INFORMATION SUPPLIED »
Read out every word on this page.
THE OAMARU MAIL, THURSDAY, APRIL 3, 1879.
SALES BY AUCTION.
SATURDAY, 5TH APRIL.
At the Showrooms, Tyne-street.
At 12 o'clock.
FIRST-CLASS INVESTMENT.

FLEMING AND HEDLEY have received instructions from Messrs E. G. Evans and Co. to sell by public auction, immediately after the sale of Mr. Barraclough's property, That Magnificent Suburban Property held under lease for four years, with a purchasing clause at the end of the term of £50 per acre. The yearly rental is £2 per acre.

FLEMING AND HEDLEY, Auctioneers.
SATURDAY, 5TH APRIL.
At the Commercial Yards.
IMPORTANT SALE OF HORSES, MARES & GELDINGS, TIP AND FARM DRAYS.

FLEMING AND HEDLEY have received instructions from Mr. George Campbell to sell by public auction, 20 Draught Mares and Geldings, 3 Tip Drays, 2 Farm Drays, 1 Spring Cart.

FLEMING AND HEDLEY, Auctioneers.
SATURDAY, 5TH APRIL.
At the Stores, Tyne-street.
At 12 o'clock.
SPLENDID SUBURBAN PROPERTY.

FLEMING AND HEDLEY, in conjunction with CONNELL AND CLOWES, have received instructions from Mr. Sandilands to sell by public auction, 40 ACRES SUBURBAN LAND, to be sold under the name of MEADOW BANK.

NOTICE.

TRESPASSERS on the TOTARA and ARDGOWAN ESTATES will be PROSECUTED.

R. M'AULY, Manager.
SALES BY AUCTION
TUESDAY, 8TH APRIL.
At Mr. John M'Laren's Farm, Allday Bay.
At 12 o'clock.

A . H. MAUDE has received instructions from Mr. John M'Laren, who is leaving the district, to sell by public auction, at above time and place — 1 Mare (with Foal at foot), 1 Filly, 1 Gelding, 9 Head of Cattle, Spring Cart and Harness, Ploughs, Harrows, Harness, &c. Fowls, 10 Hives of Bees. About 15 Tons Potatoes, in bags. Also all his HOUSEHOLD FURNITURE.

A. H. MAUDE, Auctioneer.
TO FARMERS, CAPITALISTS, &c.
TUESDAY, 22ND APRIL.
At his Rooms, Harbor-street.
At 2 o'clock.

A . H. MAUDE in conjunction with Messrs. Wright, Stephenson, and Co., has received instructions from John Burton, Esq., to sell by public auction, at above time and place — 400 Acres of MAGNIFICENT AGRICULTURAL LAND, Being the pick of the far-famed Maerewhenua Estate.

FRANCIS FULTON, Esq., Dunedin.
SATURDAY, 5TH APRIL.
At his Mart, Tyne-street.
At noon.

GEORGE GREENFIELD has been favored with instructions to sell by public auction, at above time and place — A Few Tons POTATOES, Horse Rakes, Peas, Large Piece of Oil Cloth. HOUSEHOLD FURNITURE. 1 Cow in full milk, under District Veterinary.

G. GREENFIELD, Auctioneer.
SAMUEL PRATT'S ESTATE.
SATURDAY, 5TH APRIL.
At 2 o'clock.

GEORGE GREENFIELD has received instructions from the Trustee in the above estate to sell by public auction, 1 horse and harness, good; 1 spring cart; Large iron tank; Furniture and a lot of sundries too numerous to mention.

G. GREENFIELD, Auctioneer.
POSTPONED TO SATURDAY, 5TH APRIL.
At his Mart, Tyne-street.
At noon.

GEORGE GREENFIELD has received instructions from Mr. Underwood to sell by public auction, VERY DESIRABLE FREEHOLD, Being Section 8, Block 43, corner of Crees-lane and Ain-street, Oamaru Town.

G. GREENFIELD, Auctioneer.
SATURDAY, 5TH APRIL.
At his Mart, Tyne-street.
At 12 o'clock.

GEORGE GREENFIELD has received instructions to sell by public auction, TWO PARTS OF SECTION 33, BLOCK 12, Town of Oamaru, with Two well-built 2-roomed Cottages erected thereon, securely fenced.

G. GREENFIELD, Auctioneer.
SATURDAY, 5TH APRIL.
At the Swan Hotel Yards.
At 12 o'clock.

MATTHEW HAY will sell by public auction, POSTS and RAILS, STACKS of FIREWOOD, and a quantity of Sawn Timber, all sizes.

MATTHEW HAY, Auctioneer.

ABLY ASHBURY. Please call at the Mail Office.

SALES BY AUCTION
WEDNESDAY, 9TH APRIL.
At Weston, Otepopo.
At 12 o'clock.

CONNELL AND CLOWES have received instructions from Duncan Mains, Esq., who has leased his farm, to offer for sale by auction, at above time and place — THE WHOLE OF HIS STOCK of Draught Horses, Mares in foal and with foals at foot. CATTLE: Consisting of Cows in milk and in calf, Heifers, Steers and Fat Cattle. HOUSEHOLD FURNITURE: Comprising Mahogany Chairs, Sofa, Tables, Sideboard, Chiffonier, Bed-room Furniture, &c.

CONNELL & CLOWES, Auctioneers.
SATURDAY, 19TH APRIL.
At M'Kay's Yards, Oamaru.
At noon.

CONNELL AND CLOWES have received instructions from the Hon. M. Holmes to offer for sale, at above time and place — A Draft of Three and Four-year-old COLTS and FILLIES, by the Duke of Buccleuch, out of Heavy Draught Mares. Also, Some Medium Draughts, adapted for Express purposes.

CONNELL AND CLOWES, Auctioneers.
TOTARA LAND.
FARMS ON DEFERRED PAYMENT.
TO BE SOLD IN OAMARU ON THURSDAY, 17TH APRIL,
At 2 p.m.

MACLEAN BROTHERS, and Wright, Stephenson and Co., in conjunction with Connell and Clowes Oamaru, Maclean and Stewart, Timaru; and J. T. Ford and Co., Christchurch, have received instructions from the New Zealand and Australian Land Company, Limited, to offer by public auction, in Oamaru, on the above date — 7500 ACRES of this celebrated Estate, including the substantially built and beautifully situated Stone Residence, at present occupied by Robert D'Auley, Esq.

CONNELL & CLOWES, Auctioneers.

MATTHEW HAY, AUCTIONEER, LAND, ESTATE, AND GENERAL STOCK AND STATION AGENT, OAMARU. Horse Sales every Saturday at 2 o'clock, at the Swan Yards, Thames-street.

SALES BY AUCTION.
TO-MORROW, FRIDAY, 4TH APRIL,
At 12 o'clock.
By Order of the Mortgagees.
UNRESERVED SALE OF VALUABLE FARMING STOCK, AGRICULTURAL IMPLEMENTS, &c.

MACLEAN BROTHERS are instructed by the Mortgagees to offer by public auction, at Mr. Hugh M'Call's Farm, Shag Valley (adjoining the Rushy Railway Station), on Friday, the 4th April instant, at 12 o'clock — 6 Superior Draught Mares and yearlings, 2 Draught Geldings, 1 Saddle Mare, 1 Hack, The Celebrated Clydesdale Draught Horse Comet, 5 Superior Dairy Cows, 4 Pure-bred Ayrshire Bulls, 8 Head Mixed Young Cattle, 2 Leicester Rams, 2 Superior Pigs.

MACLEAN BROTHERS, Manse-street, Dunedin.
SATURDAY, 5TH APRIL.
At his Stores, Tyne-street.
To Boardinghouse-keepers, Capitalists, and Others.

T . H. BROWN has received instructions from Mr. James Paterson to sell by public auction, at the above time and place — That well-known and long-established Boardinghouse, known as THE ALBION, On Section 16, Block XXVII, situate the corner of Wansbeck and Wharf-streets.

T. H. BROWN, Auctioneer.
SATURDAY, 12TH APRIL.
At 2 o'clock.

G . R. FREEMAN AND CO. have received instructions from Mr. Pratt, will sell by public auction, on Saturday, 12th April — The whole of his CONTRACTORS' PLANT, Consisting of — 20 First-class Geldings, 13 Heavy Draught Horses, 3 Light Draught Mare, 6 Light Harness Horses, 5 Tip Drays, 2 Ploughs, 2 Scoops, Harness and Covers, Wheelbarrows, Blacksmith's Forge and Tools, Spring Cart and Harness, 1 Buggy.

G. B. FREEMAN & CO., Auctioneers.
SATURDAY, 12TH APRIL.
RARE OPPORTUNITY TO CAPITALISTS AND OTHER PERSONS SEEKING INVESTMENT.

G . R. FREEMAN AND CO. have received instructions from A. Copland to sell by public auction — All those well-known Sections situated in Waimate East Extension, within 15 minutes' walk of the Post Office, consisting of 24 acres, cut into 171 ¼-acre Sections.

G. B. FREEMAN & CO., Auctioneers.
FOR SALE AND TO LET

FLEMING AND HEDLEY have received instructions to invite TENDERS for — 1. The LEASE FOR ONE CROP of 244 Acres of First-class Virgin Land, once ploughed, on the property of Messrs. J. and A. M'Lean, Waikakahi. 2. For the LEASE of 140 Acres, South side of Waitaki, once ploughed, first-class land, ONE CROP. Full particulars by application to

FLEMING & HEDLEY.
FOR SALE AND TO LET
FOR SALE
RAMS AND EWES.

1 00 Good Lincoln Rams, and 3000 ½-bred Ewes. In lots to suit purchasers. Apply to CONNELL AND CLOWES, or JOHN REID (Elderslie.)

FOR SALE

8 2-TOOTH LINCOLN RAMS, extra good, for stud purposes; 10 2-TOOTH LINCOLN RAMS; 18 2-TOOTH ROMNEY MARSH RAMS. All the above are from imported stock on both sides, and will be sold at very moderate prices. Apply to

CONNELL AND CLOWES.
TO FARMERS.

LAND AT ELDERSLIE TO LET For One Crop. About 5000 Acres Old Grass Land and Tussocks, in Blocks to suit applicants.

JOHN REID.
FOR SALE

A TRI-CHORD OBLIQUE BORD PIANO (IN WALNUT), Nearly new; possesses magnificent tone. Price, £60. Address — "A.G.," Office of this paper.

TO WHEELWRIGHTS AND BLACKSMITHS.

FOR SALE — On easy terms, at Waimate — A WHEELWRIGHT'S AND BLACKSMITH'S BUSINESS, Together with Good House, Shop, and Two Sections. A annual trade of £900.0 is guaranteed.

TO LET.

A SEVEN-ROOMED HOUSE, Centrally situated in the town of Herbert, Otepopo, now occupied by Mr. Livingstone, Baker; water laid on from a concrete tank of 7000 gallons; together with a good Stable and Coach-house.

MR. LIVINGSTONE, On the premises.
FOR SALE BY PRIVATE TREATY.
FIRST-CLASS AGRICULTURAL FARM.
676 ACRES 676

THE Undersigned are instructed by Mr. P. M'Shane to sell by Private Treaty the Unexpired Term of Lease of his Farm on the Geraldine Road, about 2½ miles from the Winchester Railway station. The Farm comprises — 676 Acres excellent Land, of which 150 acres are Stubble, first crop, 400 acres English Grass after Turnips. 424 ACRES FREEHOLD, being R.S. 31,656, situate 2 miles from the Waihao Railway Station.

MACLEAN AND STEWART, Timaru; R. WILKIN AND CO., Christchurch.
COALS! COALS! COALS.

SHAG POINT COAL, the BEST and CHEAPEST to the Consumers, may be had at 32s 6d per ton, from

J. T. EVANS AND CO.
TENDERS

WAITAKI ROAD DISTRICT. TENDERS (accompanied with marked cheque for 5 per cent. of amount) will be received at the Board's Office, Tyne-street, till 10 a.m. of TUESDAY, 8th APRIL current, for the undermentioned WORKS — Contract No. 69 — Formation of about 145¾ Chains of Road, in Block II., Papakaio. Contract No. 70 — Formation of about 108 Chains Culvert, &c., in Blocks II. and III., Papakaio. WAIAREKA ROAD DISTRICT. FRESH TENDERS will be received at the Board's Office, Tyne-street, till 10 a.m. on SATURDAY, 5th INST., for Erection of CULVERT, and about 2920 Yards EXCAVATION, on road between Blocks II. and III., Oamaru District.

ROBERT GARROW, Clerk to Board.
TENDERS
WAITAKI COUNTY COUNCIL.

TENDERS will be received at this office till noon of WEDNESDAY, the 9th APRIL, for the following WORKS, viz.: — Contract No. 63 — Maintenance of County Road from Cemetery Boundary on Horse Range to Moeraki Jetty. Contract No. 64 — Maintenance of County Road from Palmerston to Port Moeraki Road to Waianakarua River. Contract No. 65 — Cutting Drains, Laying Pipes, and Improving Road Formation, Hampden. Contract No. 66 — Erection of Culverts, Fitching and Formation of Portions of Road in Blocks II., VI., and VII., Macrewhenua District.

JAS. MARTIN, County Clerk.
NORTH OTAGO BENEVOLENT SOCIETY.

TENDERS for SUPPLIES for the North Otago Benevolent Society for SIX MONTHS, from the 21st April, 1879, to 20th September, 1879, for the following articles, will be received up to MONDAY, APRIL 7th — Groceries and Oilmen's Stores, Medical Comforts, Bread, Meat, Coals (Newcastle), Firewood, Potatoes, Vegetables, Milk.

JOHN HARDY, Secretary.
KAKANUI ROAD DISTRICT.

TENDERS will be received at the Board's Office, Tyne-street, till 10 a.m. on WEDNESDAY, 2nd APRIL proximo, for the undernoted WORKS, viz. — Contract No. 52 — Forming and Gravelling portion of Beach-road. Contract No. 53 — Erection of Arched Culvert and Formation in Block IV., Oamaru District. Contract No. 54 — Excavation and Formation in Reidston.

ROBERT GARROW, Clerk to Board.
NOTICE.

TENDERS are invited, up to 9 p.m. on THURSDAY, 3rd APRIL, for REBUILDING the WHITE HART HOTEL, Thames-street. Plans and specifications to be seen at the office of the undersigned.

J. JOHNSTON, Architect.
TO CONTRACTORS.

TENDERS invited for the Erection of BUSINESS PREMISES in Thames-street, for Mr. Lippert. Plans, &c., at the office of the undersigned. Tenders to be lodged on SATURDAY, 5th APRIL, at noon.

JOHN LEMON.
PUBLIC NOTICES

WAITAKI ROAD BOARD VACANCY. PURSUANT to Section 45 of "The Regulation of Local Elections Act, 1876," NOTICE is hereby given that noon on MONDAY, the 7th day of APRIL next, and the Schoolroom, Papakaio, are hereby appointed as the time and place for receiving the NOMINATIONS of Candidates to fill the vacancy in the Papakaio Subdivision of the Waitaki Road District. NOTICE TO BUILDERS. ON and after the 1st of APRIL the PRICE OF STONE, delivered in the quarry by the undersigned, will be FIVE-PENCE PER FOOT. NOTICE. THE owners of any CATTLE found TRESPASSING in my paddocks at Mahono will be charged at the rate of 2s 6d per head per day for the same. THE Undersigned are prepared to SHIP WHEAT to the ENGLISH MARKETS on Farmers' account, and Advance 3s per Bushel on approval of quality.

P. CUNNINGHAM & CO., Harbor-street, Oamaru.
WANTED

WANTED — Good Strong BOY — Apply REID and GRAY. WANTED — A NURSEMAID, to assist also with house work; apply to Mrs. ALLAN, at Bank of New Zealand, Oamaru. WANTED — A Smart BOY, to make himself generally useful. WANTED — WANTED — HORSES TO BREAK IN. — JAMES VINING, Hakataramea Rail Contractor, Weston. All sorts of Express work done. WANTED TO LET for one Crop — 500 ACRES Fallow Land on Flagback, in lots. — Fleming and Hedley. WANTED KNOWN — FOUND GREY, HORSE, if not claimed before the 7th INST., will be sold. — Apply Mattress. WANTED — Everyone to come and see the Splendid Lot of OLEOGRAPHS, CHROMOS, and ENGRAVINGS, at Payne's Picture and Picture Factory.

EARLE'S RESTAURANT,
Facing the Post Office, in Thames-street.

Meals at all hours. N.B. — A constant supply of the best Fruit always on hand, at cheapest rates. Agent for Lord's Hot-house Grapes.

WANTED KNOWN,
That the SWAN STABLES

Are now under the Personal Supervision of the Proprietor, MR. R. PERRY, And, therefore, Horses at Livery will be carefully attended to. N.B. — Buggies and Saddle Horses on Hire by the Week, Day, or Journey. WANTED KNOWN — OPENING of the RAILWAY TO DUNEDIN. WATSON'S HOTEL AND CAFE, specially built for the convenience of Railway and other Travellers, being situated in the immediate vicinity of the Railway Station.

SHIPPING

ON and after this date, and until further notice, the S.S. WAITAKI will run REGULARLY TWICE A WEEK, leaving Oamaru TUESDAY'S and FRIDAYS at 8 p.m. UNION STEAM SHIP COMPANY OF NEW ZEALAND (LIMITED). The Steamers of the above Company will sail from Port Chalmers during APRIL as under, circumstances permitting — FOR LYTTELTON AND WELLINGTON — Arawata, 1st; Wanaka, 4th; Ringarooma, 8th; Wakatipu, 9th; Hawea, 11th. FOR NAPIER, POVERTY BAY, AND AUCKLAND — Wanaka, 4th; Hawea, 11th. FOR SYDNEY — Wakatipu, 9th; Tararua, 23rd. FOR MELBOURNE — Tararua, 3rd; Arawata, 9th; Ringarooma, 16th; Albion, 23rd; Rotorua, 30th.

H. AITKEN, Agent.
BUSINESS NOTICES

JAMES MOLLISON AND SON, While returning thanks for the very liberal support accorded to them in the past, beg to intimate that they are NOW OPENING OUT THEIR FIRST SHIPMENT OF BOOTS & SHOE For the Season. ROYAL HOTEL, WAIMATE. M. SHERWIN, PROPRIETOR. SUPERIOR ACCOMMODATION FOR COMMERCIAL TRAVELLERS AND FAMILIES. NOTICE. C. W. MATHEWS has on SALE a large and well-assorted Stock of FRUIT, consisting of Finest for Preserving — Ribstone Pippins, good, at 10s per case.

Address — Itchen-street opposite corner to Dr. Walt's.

WHAT THE EXERCISE ASKS » Report how many lines of the listing above include the word "BROWN". Say nothing but the number.

ANSWER BELOW » 2